▶ Exercise
Below is a listing; write it out exactly and drop any images from it.

▶ Provided material
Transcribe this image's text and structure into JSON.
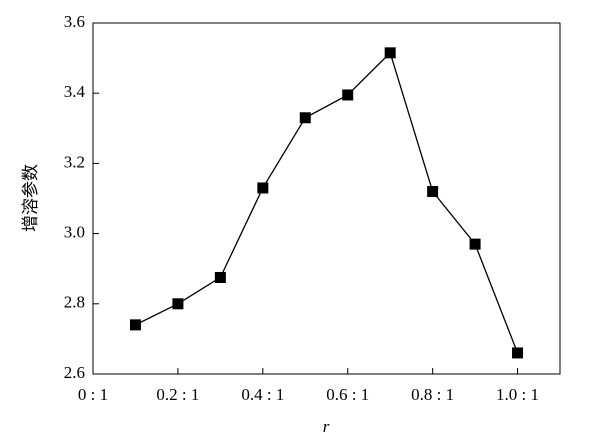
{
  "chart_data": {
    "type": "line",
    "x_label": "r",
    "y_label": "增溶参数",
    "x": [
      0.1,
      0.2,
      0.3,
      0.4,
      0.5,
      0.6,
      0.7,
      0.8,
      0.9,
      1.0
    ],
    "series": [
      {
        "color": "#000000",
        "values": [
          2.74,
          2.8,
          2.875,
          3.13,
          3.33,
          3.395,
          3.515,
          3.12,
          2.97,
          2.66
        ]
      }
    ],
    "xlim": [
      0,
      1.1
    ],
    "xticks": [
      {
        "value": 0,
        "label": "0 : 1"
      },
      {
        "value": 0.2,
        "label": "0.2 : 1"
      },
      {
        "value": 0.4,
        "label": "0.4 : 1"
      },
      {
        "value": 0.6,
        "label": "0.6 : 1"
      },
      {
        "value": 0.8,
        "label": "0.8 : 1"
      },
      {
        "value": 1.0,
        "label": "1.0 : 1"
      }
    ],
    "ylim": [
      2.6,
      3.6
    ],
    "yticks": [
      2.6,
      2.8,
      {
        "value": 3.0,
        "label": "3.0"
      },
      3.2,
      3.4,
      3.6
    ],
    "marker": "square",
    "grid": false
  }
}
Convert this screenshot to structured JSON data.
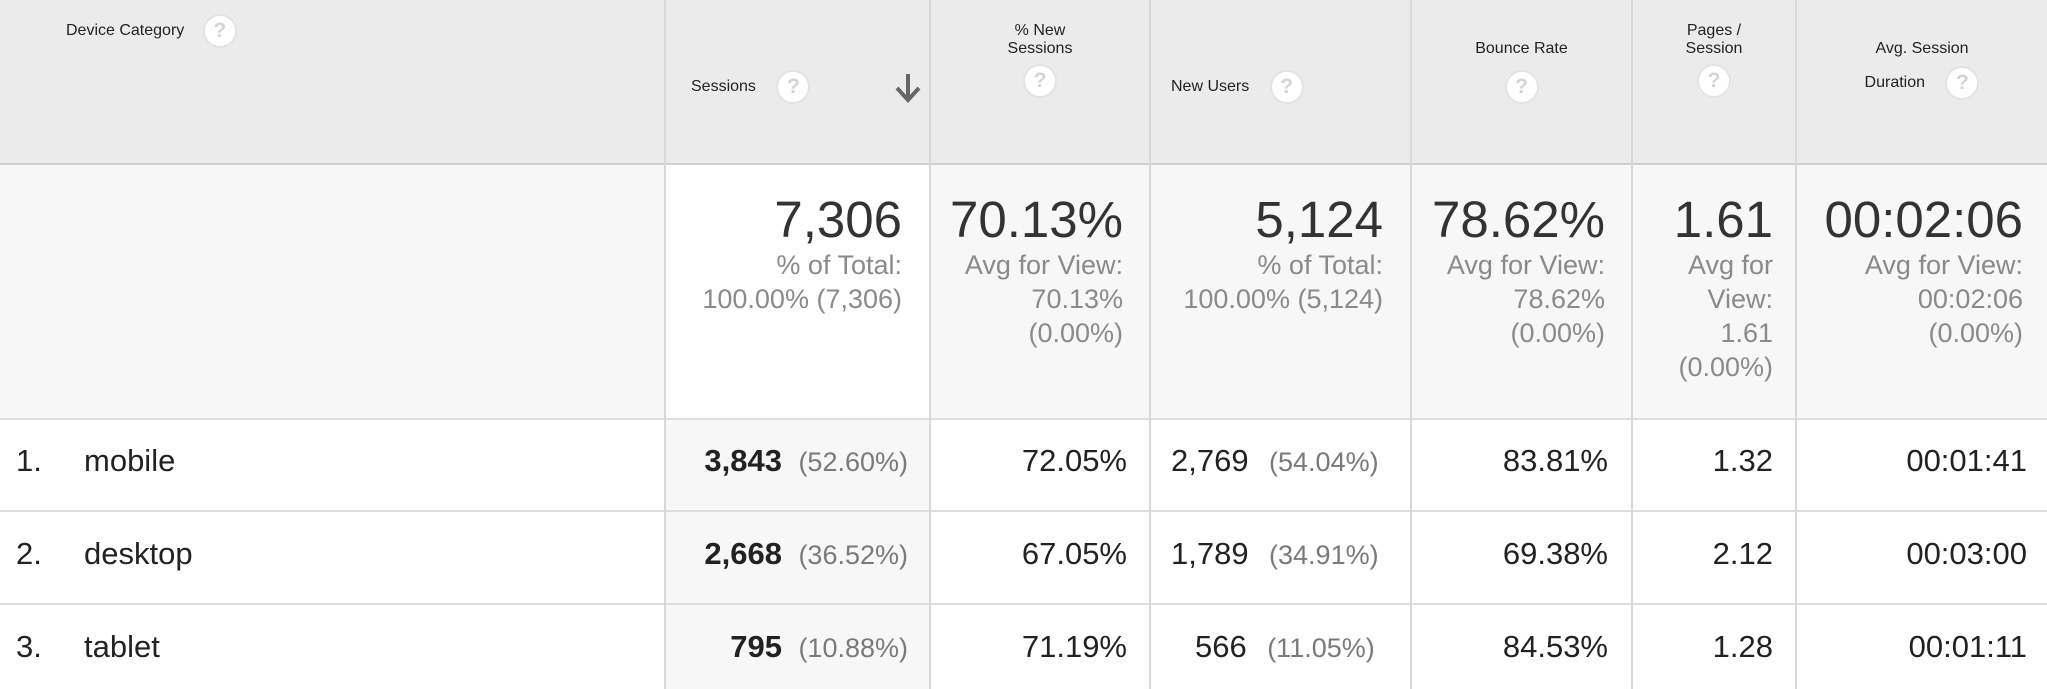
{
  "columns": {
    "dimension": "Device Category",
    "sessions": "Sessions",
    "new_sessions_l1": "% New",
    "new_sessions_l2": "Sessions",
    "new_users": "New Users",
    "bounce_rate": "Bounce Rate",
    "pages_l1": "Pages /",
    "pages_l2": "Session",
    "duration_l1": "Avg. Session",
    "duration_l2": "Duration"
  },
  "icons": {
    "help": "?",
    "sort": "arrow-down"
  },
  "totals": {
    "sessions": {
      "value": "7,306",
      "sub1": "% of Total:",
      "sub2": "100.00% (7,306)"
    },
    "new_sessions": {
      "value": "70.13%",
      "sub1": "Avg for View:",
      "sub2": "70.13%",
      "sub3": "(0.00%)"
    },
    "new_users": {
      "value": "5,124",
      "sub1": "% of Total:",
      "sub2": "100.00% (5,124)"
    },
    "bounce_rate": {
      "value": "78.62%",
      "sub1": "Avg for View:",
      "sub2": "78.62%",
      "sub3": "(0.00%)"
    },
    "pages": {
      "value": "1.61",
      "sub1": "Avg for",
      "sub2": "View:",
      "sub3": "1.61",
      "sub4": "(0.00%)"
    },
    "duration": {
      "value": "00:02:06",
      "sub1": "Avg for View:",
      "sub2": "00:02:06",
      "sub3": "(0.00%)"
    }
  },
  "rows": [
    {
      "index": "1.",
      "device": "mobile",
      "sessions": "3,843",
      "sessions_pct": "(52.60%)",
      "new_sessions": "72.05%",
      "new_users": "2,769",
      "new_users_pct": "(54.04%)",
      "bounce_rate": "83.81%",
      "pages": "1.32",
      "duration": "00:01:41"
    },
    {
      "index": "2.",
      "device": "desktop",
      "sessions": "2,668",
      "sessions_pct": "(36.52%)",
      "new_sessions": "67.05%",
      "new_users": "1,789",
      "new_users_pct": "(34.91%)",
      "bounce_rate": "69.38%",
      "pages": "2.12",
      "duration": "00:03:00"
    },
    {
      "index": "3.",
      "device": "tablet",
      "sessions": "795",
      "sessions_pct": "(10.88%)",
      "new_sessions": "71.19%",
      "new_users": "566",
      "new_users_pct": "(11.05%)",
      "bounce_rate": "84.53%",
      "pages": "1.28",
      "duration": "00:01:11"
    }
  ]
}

▶ The solution
Transcribe this image's text and structure into JSON.
{
  "chart_data": {
    "type": "line",
    "x_label": "r",
    "y_label": "增溶参数",
    "x": [
      0.1,
      0.2,
      0.3,
      0.4,
      0.5,
      0.6,
      0.7,
      0.8,
      0.9,
      1.0
    ],
    "series": [
      {
        "color": "#000000",
        "values": [
          2.74,
          2.8,
          2.875,
          3.13,
          3.33,
          3.395,
          3.515,
          3.12,
          2.97,
          2.66
        ]
      }
    ],
    "xlim": [
      0,
      1.1
    ],
    "xticks": [
      {
        "value": 0,
        "label": "0 : 1"
      },
      {
        "value": 0.2,
        "label": "0.2 : 1"
      },
      {
        "value": 0.4,
        "label": "0.4 : 1"
      },
      {
        "value": 0.6,
        "label": "0.6 : 1"
      },
      {
        "value": 0.8,
        "label": "0.8 : 1"
      },
      {
        "value": 1.0,
        "label": "1.0 : 1"
      }
    ],
    "ylim": [
      2.6,
      3.6
    ],
    "yticks": [
      2.6,
      2.8,
      {
        "value": 3.0,
        "label": "3.0"
      },
      3.2,
      3.4,
      3.6
    ],
    "marker": "square",
    "grid": false
  }
}
Convert this screenshot to structured JSON data.
{
  "columns": {
    "dimension": "Device Category",
    "sessions": "Sessions",
    "new_sessions_l1": "% New",
    "new_sessions_l2": "Sessions",
    "new_users": "New Users",
    "bounce_rate": "Bounce Rate",
    "pages_l1": "Pages /",
    "pages_l2": "Session",
    "duration_l1": "Avg. Session",
    "duration_l2": "Duration"
  },
  "icons": {
    "help": "?",
    "sort": "arrow-down"
  },
  "totals": {
    "sessions": {
      "value": "7,306",
      "sub1": "% of Total:",
      "sub2": "100.00% (7,306)"
    },
    "new_sessions": {
      "value": "70.13%",
      "sub1": "Avg for View:",
      "sub2": "70.13%",
      "sub3": "(0.00%)"
    },
    "new_users": {
      "value": "5,124",
      "sub1": "% of Total:",
      "sub2": "100.00% (5,124)"
    },
    "bounce_rate": {
      "value": "78.62%",
      "sub1": "Avg for View:",
      "sub2": "78.62%",
      "sub3": "(0.00%)"
    },
    "pages": {
      "value": "1.61",
      "sub1": "Avg for",
      "sub2": "View:",
      "sub3": "1.61",
      "sub4": "(0.00%)"
    },
    "duration": {
      "value": "00:02:06",
      "sub1": "Avg for View:",
      "sub2": "00:02:06",
      "sub3": "(0.00%)"
    }
  },
  "rows": [
    {
      "index": "1.",
      "device": "mobile",
      "sessions": "3,843",
      "sessions_pct": "(52.60%)",
      "new_sessions": "72.05%",
      "new_users": "2,769",
      "new_users_pct": "(54.04%)",
      "bounce_rate": "83.81%",
      "pages": "1.32",
      "duration": "00:01:41"
    },
    {
      "index": "2.",
      "device": "desktop",
      "sessions": "2,668",
      "sessions_pct": "(36.52%)",
      "new_sessions": "67.05%",
      "new_users": "1,789",
      "new_users_pct": "(34.91%)",
      "bounce_rate": "69.38%",
      "pages": "2.12",
      "duration": "00:03:00"
    },
    {
      "index": "3.",
      "device": "tablet",
      "sessions": "795",
      "sessions_pct": "(10.88%)",
      "new_sessions": "71.19%",
      "new_users": "566",
      "new_users_pct": "(11.05%)",
      "bounce_rate": "84.53%",
      "pages": "1.28",
      "duration": "00:01:11"
    }
  ]
}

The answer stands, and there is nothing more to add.